Determine the number of lines where "JSON" occurs and reply with that number by itself.
## START EXERCISE DATA
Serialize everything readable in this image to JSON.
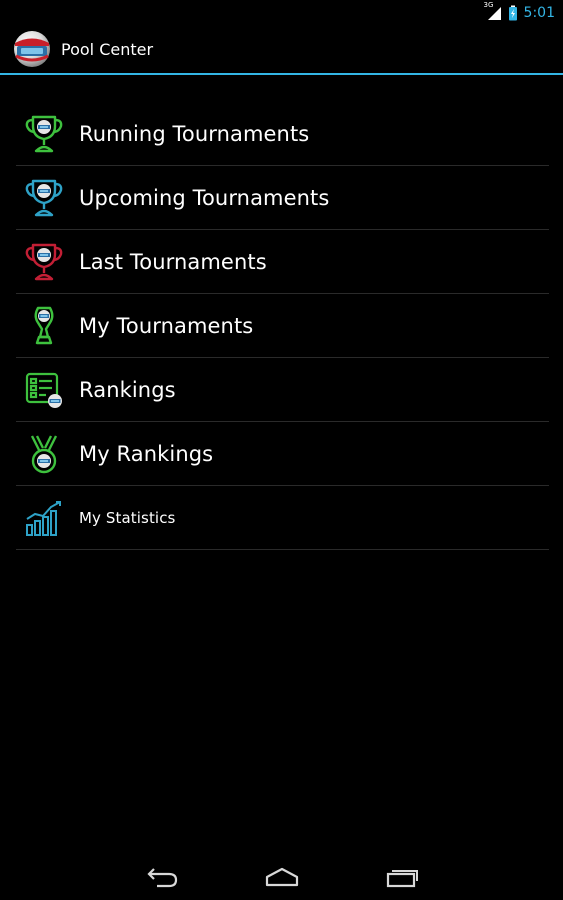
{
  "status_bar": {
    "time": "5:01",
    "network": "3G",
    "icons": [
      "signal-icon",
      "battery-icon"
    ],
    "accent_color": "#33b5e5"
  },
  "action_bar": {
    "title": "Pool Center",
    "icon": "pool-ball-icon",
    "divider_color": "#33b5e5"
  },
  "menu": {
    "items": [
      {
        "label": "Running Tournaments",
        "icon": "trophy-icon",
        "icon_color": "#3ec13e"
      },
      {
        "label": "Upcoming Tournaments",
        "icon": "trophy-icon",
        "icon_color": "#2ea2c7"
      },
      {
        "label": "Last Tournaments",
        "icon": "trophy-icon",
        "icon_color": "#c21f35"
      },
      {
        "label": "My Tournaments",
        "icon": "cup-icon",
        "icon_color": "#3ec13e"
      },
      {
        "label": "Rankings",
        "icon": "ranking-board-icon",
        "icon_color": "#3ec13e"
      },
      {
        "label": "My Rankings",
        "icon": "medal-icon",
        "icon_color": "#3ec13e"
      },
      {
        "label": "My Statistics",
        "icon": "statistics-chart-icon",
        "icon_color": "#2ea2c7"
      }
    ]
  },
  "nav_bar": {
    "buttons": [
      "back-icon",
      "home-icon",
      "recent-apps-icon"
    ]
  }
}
## END EXERCISE DATA
## START EXERCISE DATA
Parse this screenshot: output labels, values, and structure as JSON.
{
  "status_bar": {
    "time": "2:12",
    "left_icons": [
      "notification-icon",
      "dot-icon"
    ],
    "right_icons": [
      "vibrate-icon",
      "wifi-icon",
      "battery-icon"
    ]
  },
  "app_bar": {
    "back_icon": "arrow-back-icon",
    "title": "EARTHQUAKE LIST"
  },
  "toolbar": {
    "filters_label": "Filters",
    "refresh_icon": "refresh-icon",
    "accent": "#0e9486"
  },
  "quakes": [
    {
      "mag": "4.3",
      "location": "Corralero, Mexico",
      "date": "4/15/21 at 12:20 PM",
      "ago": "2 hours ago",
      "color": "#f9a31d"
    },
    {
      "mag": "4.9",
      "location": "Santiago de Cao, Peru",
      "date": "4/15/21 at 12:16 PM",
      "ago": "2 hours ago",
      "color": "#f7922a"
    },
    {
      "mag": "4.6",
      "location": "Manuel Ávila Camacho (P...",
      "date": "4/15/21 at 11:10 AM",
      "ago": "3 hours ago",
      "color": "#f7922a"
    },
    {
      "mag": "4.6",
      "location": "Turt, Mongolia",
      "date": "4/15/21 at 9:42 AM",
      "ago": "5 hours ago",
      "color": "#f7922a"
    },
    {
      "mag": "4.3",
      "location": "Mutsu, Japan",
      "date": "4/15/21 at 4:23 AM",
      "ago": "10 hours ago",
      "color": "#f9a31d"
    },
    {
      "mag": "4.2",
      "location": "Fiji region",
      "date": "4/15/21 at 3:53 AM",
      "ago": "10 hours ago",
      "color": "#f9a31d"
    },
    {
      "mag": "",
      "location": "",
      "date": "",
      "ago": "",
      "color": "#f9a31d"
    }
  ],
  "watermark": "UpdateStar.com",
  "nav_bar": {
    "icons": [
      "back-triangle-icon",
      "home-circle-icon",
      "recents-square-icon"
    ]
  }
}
## END EXERCISE DATA
## START EXERCISE DATA
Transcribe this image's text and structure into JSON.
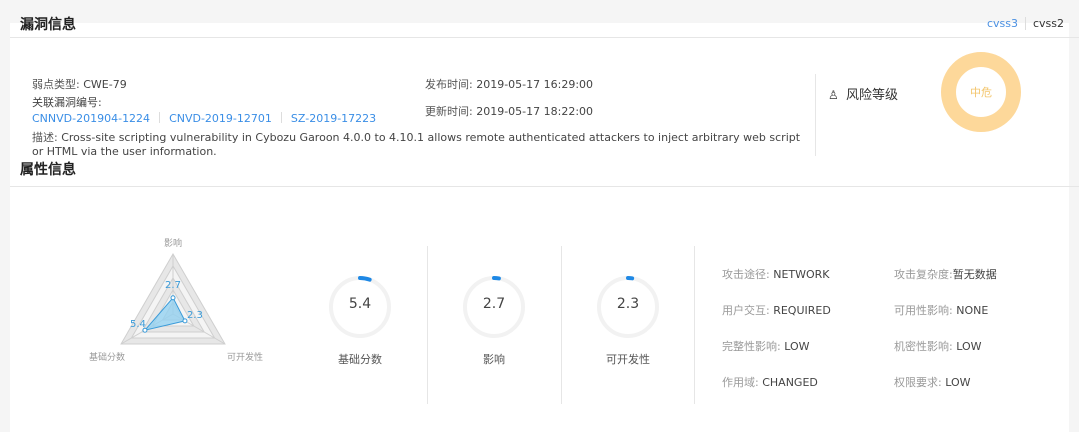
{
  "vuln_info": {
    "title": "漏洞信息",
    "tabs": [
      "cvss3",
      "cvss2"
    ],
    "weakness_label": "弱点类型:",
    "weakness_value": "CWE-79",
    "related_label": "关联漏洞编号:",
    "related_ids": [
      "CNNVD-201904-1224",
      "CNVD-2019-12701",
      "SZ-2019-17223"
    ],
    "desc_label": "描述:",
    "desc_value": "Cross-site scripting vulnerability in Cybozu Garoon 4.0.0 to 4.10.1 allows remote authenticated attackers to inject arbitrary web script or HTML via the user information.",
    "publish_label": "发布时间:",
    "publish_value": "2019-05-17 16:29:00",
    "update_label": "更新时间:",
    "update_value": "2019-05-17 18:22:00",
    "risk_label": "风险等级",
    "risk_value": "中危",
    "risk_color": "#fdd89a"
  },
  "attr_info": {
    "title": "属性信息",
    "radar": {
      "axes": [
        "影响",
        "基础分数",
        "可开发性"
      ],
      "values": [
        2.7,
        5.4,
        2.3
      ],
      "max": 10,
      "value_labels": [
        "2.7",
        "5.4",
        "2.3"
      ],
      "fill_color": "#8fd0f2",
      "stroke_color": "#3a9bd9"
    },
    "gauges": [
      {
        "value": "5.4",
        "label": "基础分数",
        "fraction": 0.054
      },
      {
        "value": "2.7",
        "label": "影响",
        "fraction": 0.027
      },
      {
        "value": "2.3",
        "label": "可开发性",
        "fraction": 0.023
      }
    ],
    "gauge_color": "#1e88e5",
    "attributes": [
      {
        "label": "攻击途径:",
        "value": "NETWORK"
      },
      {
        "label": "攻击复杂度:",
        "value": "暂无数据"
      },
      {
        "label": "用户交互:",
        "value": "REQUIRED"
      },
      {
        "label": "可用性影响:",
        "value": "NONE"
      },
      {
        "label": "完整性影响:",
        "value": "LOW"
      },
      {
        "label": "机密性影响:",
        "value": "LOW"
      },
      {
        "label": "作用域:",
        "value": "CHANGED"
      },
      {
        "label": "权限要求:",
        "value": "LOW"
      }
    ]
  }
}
## END EXERCISE DATA
### FULL SOLUTION
3